_EXERCISE DETAILS:_ Please reproduce the entries below verbatim, everything from the first one down to and including the line containing "scroll-up-arrow-icon[interactable]: ▲ <box>769". Stop there and leave out every line after it.

_DATA LISTING:_

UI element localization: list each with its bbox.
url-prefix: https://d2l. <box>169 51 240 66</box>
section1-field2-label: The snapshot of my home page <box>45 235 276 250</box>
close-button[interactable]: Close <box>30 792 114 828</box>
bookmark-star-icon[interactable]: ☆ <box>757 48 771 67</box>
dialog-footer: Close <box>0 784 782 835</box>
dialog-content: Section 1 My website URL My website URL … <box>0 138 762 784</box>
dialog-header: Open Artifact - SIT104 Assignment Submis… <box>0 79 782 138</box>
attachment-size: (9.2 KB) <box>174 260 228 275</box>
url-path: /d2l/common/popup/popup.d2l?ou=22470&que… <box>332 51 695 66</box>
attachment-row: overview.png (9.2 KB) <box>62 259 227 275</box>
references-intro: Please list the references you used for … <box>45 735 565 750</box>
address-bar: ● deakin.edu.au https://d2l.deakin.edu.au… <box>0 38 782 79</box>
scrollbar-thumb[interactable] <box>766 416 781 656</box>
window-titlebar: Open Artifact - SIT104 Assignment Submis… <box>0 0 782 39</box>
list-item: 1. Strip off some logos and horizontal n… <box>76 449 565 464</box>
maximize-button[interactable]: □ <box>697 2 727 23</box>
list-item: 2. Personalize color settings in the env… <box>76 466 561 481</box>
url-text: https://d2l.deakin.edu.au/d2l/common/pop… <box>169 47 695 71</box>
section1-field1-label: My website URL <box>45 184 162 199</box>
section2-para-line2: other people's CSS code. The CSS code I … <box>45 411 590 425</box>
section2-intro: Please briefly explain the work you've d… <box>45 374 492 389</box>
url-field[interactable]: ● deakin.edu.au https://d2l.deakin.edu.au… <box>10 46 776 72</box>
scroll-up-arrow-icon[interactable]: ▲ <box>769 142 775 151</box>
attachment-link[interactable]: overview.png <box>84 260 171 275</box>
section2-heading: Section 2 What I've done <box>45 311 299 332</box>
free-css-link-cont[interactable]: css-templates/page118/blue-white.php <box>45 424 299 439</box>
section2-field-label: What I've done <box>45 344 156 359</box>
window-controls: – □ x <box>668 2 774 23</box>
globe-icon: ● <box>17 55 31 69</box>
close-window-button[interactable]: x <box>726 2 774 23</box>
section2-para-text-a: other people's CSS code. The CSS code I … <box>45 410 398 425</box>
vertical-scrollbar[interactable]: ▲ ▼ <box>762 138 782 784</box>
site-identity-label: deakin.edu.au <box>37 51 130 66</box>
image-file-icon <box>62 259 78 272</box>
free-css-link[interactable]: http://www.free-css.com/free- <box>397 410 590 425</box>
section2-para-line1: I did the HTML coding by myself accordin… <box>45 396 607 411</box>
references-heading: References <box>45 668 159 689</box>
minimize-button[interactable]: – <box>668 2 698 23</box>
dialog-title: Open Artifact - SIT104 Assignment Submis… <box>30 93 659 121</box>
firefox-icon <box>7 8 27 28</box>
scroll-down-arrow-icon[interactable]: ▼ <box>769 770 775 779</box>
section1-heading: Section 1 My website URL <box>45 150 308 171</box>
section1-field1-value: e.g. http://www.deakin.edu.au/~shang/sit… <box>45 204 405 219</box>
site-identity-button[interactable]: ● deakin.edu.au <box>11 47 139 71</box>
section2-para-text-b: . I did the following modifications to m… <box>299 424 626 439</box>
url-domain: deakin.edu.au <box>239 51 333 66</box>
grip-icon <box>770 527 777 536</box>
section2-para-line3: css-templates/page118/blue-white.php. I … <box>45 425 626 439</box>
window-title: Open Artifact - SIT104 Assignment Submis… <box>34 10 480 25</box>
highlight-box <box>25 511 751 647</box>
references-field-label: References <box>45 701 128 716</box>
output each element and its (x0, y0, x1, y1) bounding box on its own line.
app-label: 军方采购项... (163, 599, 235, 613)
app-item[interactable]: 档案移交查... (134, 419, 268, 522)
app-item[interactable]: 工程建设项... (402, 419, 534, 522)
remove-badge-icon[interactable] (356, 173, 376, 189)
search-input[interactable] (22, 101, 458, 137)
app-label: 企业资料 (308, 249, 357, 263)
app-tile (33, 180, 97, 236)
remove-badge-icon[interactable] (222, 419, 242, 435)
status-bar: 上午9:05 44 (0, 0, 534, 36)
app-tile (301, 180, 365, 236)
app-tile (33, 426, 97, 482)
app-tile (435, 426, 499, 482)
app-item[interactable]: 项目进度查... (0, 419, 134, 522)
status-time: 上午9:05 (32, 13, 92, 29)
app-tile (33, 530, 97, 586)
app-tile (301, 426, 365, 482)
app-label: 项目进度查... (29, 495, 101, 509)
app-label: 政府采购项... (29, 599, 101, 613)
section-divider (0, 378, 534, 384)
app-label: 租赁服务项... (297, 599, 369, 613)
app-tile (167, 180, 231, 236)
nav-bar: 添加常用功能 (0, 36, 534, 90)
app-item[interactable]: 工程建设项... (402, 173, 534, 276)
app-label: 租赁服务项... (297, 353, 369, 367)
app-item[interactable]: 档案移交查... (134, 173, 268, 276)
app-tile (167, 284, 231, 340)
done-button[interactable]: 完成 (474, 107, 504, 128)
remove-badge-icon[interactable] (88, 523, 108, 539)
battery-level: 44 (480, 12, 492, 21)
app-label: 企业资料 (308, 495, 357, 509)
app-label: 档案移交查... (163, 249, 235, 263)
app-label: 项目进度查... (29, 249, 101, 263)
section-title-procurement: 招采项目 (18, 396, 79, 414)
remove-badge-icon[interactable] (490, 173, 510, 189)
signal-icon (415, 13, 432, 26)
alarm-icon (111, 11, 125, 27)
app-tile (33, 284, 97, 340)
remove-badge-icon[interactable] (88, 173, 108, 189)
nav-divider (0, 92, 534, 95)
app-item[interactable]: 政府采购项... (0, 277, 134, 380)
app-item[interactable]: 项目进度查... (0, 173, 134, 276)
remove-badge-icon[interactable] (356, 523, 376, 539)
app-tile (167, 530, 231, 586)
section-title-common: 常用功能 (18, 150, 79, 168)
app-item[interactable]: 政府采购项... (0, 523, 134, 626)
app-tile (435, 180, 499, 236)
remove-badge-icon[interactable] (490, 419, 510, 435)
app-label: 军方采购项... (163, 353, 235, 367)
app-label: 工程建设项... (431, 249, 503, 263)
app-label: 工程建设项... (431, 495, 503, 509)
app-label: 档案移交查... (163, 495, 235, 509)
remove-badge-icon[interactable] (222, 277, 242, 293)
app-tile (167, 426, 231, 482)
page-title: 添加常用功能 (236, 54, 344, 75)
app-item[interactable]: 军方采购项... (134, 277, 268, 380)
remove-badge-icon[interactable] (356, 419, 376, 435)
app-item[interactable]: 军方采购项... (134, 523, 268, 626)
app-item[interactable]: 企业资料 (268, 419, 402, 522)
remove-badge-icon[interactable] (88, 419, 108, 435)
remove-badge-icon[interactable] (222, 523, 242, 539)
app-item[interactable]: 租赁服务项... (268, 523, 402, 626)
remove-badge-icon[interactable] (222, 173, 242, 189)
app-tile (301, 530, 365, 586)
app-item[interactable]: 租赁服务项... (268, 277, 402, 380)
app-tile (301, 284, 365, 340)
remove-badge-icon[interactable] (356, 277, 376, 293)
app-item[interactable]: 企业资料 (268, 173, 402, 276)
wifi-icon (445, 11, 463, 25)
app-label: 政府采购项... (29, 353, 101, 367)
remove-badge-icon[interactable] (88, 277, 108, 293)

_RESPONSE TO THE TASK:_
UI element localization: list each with its bbox.
url-prefix: https://d2l. <box>169 51 240 66</box>
section1-field2-label: The snapshot of my home page <box>45 235 276 250</box>
close-button[interactable]: Close <box>30 792 114 828</box>
bookmark-star-icon[interactable]: ☆ <box>757 48 771 67</box>
dialog-footer: Close <box>0 784 782 835</box>
dialog-content: Section 1 My website URL My website URL … <box>0 138 762 784</box>
dialog-header: Open Artifact - SIT104 Assignment Submis… <box>0 79 782 138</box>
attachment-size: (9.2 KB) <box>174 260 228 275</box>
url-path: /d2l/common/popup/popup.d2l?ou=22470&que… <box>332 51 695 66</box>
attachment-row: overview.png (9.2 KB) <box>62 259 227 275</box>
references-intro: Please list the references you used for … <box>45 735 565 750</box>
address-bar: ● deakin.edu.au https://d2l.deakin.edu.au… <box>0 38 782 79</box>
scrollbar-thumb[interactable] <box>766 416 781 656</box>
window-titlebar: Open Artifact - SIT104 Assignment Submis… <box>0 0 782 39</box>
list-item: 1. Strip off some logos and horizontal n… <box>76 449 565 464</box>
maximize-button[interactable]: □ <box>697 2 727 23</box>
list-item: 2. Personalize color settings in the env… <box>76 466 561 481</box>
url-text: https://d2l.deakin.edu.au/d2l/common/pop… <box>169 47 695 71</box>
section1-field1-label: My website URL <box>45 184 162 199</box>
section2-para-line2: other people's CSS code. The CSS code I … <box>45 411 590 425</box>
section2-intro: Please briefly explain the work you've d… <box>45 374 492 389</box>
url-field[interactable]: ● deakin.edu.au https://d2l.deakin.edu.au… <box>10 46 776 72</box>
scroll-up-arrow-icon[interactable]: ▲ <box>769 142 775 151</box>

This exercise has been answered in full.